*Given instruction:* What follows is a listing; restate every line of it word for word.

*Task data:*

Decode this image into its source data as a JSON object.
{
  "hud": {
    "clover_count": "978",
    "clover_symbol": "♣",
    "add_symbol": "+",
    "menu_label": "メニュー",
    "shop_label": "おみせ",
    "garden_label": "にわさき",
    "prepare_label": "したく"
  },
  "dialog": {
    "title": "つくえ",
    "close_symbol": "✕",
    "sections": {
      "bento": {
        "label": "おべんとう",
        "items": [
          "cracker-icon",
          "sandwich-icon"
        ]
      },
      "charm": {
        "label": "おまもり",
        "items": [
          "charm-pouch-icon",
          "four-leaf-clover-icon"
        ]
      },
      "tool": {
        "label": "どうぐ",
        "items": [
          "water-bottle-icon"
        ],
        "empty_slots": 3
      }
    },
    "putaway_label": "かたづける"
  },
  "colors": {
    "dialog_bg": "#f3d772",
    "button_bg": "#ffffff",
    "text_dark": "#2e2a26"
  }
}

*Task answer:*
Decode this image into its source data as a JSON object.
{
  "hud": {
    "clover_count": "978",
    "clover_symbol": "♣",
    "add_symbol": "+",
    "menu_label": "メニュー",
    "shop_label": "おみせ",
    "garden_label": "にわさき",
    "prepare_label": "したく"
  },
  "dialog": {
    "title": "つくえ",
    "close_symbol": "✕",
    "sections": {
      "bento": {
        "label": "おべんとう",
        "items": [
          "cracker-icon",
          "sandwich-icon"
        ]
      },
      "charm": {
        "label": "おまもり",
        "items": [
          "charm-pouch-icon",
          "four-leaf-clover-icon"
        ]
      },
      "tool": {
        "label": "どうぐ",
        "items": [
          "water-bottle-icon"
        ],
        "empty_slots": 3
      }
    },
    "putaway_label": "かたづける"
  },
  "colors": {
    "dialog_bg": "#f3d772",
    "button_bg": "#ffffff",
    "text_dark": "#2e2a26"
  }
}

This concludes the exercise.